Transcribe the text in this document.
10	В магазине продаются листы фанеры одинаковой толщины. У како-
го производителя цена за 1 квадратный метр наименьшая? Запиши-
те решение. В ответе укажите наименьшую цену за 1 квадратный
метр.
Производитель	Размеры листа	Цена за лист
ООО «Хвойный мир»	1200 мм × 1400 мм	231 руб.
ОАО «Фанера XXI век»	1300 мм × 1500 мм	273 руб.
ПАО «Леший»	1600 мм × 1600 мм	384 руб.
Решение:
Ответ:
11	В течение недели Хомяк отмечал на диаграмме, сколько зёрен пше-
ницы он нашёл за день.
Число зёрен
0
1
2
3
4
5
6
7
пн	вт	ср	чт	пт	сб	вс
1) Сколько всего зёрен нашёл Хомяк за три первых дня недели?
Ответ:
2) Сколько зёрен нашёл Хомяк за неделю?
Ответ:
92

## Short task:
Every record above needs to be repeated word for word.

## Solution for this exercise:
Transcribe the text in this document.
10	В магазине продаются листы фанеры одинаковой толщины. У како-
го производителя цена за 1 квадратный метр наименьшая? Запиши-
те решение. В ответе укажите наименьшую цену за 1 квадратный
метр.
Производитель	Размеры листа	Цена за лист
ООО «Хвойный мир»	1200 мм × 1400 мм	231 руб.
ОАО «Фанера XXI век»	1300 мм × 1500 мм	273 руб.
ПАО «Леший»	1600 мм × 1600 мм	384 руб.
Решение:
Ответ:
11	В течение недели Хомяк отмечал на диаграмме, сколько зёрен пше-
ницы он нашёл за день.
Число зёрен
0
1
2
3
4
5
6
7
пн	вт	ср	чт	пт	сб	вс
1) Сколько всего зёрен нашёл Хомяк за три первых дня недели?
Ответ:
2) Сколько зёрен нашёл Хомяк за неделю?
Ответ:
92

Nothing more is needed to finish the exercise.